[WHAT IS NEEDED]
Print all of the data exactly.

(Figure record extracts)

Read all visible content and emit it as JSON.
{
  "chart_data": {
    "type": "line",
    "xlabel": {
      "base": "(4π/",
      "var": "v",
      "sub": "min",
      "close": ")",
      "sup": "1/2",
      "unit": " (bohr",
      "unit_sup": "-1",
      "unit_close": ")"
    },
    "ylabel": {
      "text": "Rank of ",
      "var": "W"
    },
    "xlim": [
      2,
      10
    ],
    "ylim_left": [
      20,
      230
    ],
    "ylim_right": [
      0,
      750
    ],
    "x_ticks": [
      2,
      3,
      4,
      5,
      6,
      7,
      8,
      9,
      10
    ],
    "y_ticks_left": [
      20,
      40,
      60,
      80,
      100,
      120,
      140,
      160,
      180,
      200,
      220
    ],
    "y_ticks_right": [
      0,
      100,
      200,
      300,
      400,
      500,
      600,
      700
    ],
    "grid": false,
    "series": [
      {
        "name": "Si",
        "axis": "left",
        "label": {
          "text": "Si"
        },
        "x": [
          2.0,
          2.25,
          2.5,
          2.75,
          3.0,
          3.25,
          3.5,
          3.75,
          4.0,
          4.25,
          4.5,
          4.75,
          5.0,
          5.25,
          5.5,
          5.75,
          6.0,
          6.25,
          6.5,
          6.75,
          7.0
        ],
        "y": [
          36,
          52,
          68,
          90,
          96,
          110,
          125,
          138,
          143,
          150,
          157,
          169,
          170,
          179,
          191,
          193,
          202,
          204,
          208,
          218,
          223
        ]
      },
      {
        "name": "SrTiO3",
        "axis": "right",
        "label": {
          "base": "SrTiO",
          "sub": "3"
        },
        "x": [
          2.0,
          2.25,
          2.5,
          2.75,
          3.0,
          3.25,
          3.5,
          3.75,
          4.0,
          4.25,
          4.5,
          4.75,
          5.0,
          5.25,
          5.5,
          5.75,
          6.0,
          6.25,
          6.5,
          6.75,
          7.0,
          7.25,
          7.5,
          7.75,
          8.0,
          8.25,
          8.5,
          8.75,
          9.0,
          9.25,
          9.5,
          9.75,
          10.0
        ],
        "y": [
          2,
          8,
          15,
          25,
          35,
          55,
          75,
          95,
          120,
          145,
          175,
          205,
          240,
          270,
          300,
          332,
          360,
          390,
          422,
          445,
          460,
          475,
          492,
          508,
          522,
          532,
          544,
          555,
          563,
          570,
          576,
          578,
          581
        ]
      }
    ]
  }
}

[SOLUTION TO THE PROBLEM]
Read all visible content and emit it as JSON.
{
  "chart_data": {
    "type": "line",
    "xlabel": {
      "base": "(4π/",
      "var": "v",
      "sub": "min",
      "close": ")",
      "sup": "1/2",
      "unit": " (bohr",
      "unit_sup": "-1",
      "unit_close": ")"
    },
    "ylabel": {
      "text": "Rank of ",
      "var": "W"
    },
    "xlim": [
      2,
      10
    ],
    "ylim_left": [
      20,
      230
    ],
    "ylim_right": [
      0,
      750
    ],
    "x_ticks": [
      2,
      3,
      4,
      5,
      6,
      7,
      8,
      9,
      10
    ],
    "y_ticks_left": [
      20,
      40,
      60,
      80,
      100,
      120,
      140,
      160,
      180,
      200,
      220
    ],
    "y_ticks_right": [
      0,
      100,
      200,
      300,
      400,
      500,
      600,
      700
    ],
    "grid": false,
    "series": [
      {
        "name": "Si",
        "axis": "left",
        "label": {
          "text": "Si"
        },
        "x": [
          2.0,
          2.25,
          2.5,
          2.75,
          3.0,
          3.25,
          3.5,
          3.75,
          4.0,
          4.25,
          4.5,
          4.75,
          5.0,
          5.25,
          5.5,
          5.75,
          6.0,
          6.25,
          6.5,
          6.75,
          7.0
        ],
        "y": [
          36,
          52,
          68,
          90,
          96,
          110,
          125,
          138,
          143,
          150,
          157,
          169,
          170,
          179,
          191,
          193,
          202,
          204,
          208,
          218,
          223
        ]
      },
      {
        "name": "SrTiO3",
        "axis": "right",
        "label": {
          "base": "SrTiO",
          "sub": "3"
        },
        "x": [
          2.0,
          2.25,
          2.5,
          2.75,
          3.0,
          3.25,
          3.5,
          3.75,
          4.0,
          4.25,
          4.5,
          4.75,
          5.0,
          5.25,
          5.5,
          5.75,
          6.0,
          6.25,
          6.5,
          6.75,
          7.0,
          7.25,
          7.5,
          7.75,
          8.0,
          8.25,
          8.5,
          8.75,
          9.0,
          9.25,
          9.5,
          9.75,
          10.0
        ],
        "y": [
          2,
          8,
          15,
          25,
          35,
          55,
          75,
          95,
          120,
          145,
          175,
          205,
          240,
          270,
          300,
          332,
          360,
          390,
          422,
          445,
          460,
          475,
          492,
          508,
          522,
          532,
          544,
          555,
          563,
          570,
          576,
          578,
          581
        ]
      }
    ]
  }
}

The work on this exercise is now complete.